■ **AIM**: Report, word for word, every line of the material that contains "name".

==== MATERIAL SHOWN

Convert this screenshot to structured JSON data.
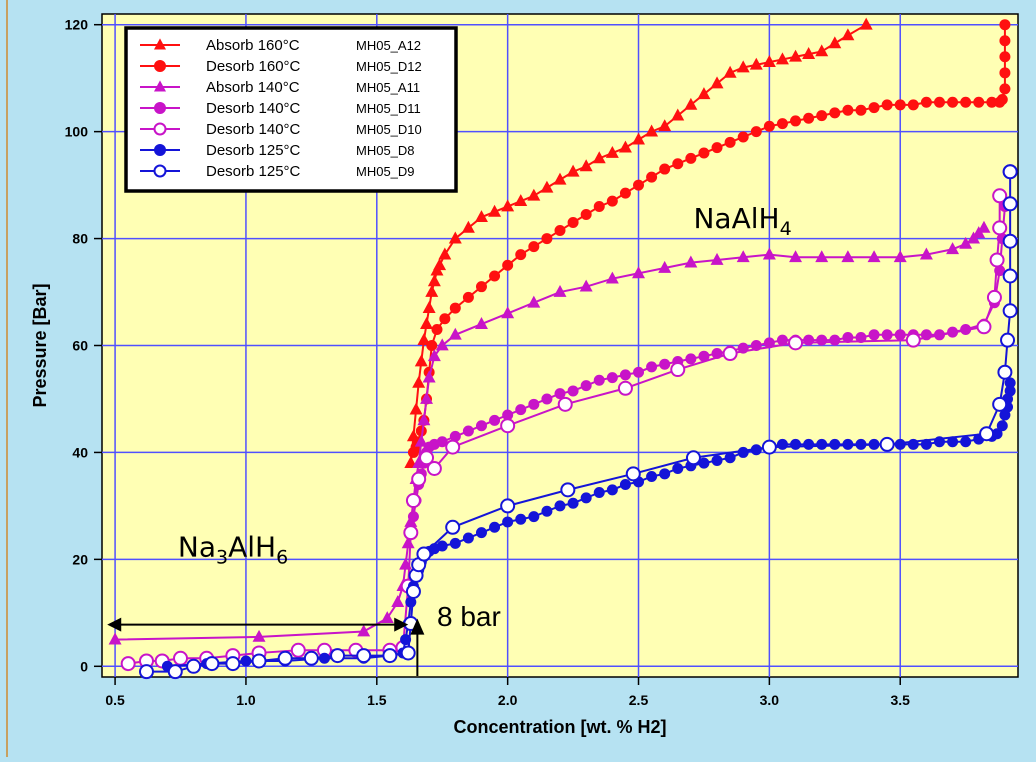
{
  "chart_data": {
    "type": "scatter",
    "title": "",
    "xlabel": "Concentration [wt. % H2]",
    "ylabel": "Pressure [Bar]",
    "xlim": [
      0.45,
      3.95
    ],
    "ylim": [
      -2,
      122
    ],
    "xticks": [
      "0.5",
      "1.0",
      "1.5",
      "2.0",
      "2.5",
      "3.0",
      "3.5"
    ],
    "yticks": [
      "0",
      "20",
      "40",
      "60",
      "80",
      "100",
      "120"
    ],
    "grid": true,
    "legend_position": "top-left",
    "plot_background": "#ffffb4",
    "region_labels": {
      "high": {
        "parts": [
          {
            "t": "NaAlH",
            "sub": false
          },
          {
            "t": "4",
            "sub": true
          }
        ]
      },
      "low": {
        "parts": [
          {
            "t": "Na",
            "sub": false
          },
          {
            "t": "3",
            "sub": true
          },
          {
            "t": "AlH",
            "sub": false
          },
          {
            "t": "6",
            "sub": true
          }
        ]
      }
    },
    "annotation": {
      "text": "8 bar"
    },
    "series": [
      {
        "name": "Absorb 160°C",
        "code": "MH05_A12",
        "color": "#ff1010",
        "marker": "triangle",
        "fill": true,
        "x": [
          1.63,
          1.64,
          1.65,
          1.66,
          1.67,
          1.68,
          1.69,
          1.7,
          1.71,
          1.72,
          1.73,
          1.74,
          1.76,
          1.8,
          1.85,
          1.9,
          1.95,
          2.0,
          2.05,
          2.1,
          2.15,
          2.2,
          2.25,
          2.3,
          2.35,
          2.4,
          2.45,
          2.5,
          2.55,
          2.6,
          2.65,
          2.7,
          2.75,
          2.8,
          2.85,
          2.9,
          2.95,
          3.0,
          3.05,
          3.1,
          3.15,
          3.2,
          3.25,
          3.3,
          3.37
        ],
        "y": [
          38,
          43,
          48,
          53,
          57,
          61,
          64,
          67,
          70,
          72,
          74,
          75,
          77,
          80,
          82,
          84,
          85,
          86,
          87,
          88,
          89.5,
          91,
          92.5,
          93.5,
          95,
          96,
          97,
          98.5,
          100,
          101,
          103,
          105,
          107,
          109,
          111,
          112,
          112.5,
          113,
          113.5,
          114,
          114.5,
          115,
          116.5,
          118,
          120
        ]
      },
      {
        "name": "Desorb 160°C",
        "code": "MH05_D12",
        "color": "#ff1010",
        "marker": "circle",
        "fill": true,
        "x": [
          3.9,
          3.9,
          3.9,
          3.9,
          3.9,
          3.89,
          3.88,
          3.85,
          3.8,
          3.75,
          3.7,
          3.65,
          3.6,
          3.55,
          3.5,
          3.45,
          3.4,
          3.35,
          3.3,
          3.25,
          3.2,
          3.15,
          3.1,
          3.05,
          3.0,
          2.95,
          2.9,
          2.85,
          2.8,
          2.75,
          2.7,
          2.65,
          2.6,
          2.55,
          2.5,
          2.45,
          2.4,
          2.35,
          2.3,
          2.25,
          2.2,
          2.15,
          2.1,
          2.05,
          2.0,
          1.95,
          1.9,
          1.85,
          1.8,
          1.76,
          1.73,
          1.71,
          1.7,
          1.69,
          1.68,
          1.67,
          1.66,
          1.65,
          1.64
        ],
        "y": [
          120,
          117,
          114,
          111,
          108,
          106,
          105.5,
          105.5,
          105.5,
          105.5,
          105.5,
          105.5,
          105.5,
          105,
          105,
          105,
          104.5,
          104,
          104,
          103.5,
          103,
          102.5,
          102,
          101.5,
          101,
          100,
          99,
          98,
          97,
          96,
          95,
          94,
          93,
          91.5,
          90,
          88.5,
          87,
          86,
          84.5,
          83,
          81.5,
          80,
          78.5,
          77,
          75,
          73,
          71,
          69,
          67,
          65,
          63,
          60,
          55,
          50,
          46,
          44,
          42,
          41,
          40
        ]
      },
      {
        "name": "Absorb 140°C",
        "code": "MH05_A11",
        "color": "#c814c8",
        "marker": "triangle",
        "fill": true,
        "x": [
          0.5,
          1.05,
          1.45,
          1.54,
          1.58,
          1.6,
          1.61,
          1.62,
          1.63,
          1.64,
          1.65,
          1.66,
          1.67,
          1.68,
          1.69,
          1.7,
          1.72,
          1.75,
          1.8,
          1.9,
          2.0,
          2.1,
          2.2,
          2.3,
          2.4,
          2.5,
          2.6,
          2.7,
          2.8,
          2.9,
          3.0,
          3.1,
          3.2,
          3.3,
          3.4,
          3.5,
          3.6,
          3.7,
          3.75,
          3.78,
          3.8,
          3.82
        ],
        "y": [
          5,
          5.5,
          6.5,
          9,
          12,
          15,
          19,
          23,
          27,
          31,
          35,
          38,
          42,
          46,
          50,
          54,
          58,
          60,
          62,
          64,
          66,
          68,
          70,
          71,
          72.5,
          73.5,
          74.5,
          75.5,
          76,
          76.5,
          77,
          76.5,
          76.5,
          76.5,
          76.5,
          76.5,
          77,
          78,
          79,
          80,
          81,
          82
        ]
      },
      {
        "name": "Desorb 140°C",
        "code": "MH05_D11",
        "color": "#c814c8",
        "marker": "circle",
        "fill": true,
        "x": [
          3.9,
          3.89,
          3.88,
          3.86,
          3.82,
          3.75,
          3.7,
          3.65,
          3.6,
          3.55,
          3.5,
          3.45,
          3.4,
          3.35,
          3.3,
          3.25,
          3.2,
          3.15,
          3.1,
          3.05,
          3.0,
          2.95,
          2.9,
          2.85,
          2.8,
          2.75,
          2.7,
          2.65,
          2.6,
          2.55,
          2.5,
          2.45,
          2.4,
          2.35,
          2.3,
          2.25,
          2.2,
          2.15,
          2.1,
          2.05,
          2.0,
          1.95,
          1.9,
          1.85,
          1.8,
          1.75,
          1.72,
          1.7,
          1.69,
          1.68,
          1.67,
          1.66,
          1.65,
          1.64,
          1.63
        ],
        "y": [
          86,
          80,
          74,
          68,
          64,
          63,
          62.5,
          62,
          62,
          62,
          62,
          62,
          62,
          61.5,
          61.5,
          61,
          61,
          61,
          61,
          61,
          60.5,
          60,
          59.5,
          59,
          58.5,
          58,
          57.5,
          57,
          56.5,
          56,
          55,
          54.5,
          54,
          53.5,
          52.5,
          51.5,
          51,
          50,
          49,
          48,
          47,
          46,
          45,
          44,
          43,
          42,
          41.5,
          41,
          40,
          38,
          36,
          34,
          31,
          28,
          25
        ]
      },
      {
        "name": "Desorb 140°C",
        "code": "MH05_D10",
        "color": "#c814c8",
        "marker": "circle",
        "fill": false,
        "x": [
          0.55,
          0.62,
          0.68,
          0.75,
          0.85,
          0.95,
          1.05,
          1.2,
          1.3,
          1.42,
          1.55,
          1.6,
          1.62,
          1.63,
          1.64,
          1.66,
          1.69,
          1.72,
          1.79,
          2.0,
          2.22,
          2.45,
          2.65,
          2.85,
          3.1,
          3.55,
          3.82,
          3.86,
          3.87,
          3.88,
          3.88
        ],
        "y": [
          0.5,
          1,
          1,
          1.5,
          1.5,
          2,
          2.5,
          3,
          3,
          3,
          3,
          3.5,
          15,
          25,
          31,
          35,
          39,
          37,
          41,
          45,
          49,
          52,
          55.5,
          58.5,
          60.5,
          61,
          63.5,
          69,
          76,
          82,
          88
        ]
      },
      {
        "name": "Desorb 125°C",
        "code": "MH05_D8",
        "color": "#1414d8",
        "marker": "circle",
        "fill": true,
        "x": [
          3.92,
          3.92,
          3.91,
          3.91,
          3.9,
          3.89,
          3.87,
          3.85,
          3.8,
          3.75,
          3.7,
          3.65,
          3.6,
          3.55,
          3.5,
          3.45,
          3.4,
          3.35,
          3.3,
          3.25,
          3.2,
          3.15,
          3.1,
          3.05,
          3.0,
          2.95,
          2.9,
          2.85,
          2.8,
          2.75,
          2.7,
          2.65,
          2.6,
          2.55,
          2.5,
          2.45,
          2.4,
          2.35,
          2.3,
          2.25,
          2.2,
          2.15,
          2.1,
          2.05,
          2.0,
          1.95,
          1.9,
          1.85,
          1.8,
          1.75,
          1.72,
          1.7,
          1.68,
          1.67,
          1.66,
          1.65,
          1.64,
          1.63,
          1.62,
          1.61,
          1.6,
          1.55,
          1.45,
          1.3,
          1.15,
          1.0,
          0.85,
          0.7
        ],
        "y": [
          53,
          51.5,
          50,
          48.5,
          47,
          45,
          43.5,
          43,
          42.5,
          42,
          42,
          42,
          41.5,
          41.5,
          41.5,
          41.5,
          41.5,
          41.5,
          41.5,
          41.5,
          41.5,
          41.5,
          41.5,
          41.5,
          41,
          40.5,
          40,
          39,
          38.5,
          38,
          37.5,
          37,
          36,
          35.5,
          34.5,
          34,
          33,
          32.5,
          31.5,
          30.5,
          30,
          29,
          28,
          27.5,
          27,
          26,
          25,
          24,
          23,
          22.5,
          22,
          21.5,
          20.5,
          19.5,
          18,
          17,
          15,
          12,
          8,
          5,
          2.5,
          2,
          1.5,
          1.5,
          1,
          1,
          0.5,
          0
        ]
      },
      {
        "name": "Desorb 125°C",
        "code": "MH05_D9",
        "color": "#1414d8",
        "marker": "circle",
        "fill": false,
        "x": [
          0.62,
          0.73,
          0.8,
          0.87,
          0.95,
          1.05,
          1.15,
          1.25,
          1.35,
          1.45,
          1.55,
          1.62,
          1.63,
          1.64,
          1.65,
          1.66,
          1.68,
          1.79,
          2.0,
          2.23,
          2.48,
          2.71,
          3.0,
          3.45,
          3.83,
          3.88,
          3.9,
          3.91,
          3.92,
          3.92,
          3.92,
          3.92,
          3.92,
          3.92
        ],
        "y": [
          -1,
          -1,
          0,
          0.5,
          0.5,
          1,
          1.5,
          1.5,
          2,
          2,
          2,
          2.5,
          8,
          14,
          17,
          19,
          21,
          26,
          30,
          33,
          36,
          39,
          41,
          41.5,
          43.5,
          49,
          55,
          61,
          66.5,
          73,
          79.5,
          86.5,
          92.5,
          92.5
        ]
      }
    ]
  }
}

========

■ **COMPLETED TASK**:
        "name": "Absorb 160°C",
        "name": "Desorb 160°C",
        "name": "Absorb 140°C",
        "name": "Desorb 140°C",
        "name": "Desorb 140°C",
        "name": "Desorb 125°C",
        "name": "Desorb 125°C",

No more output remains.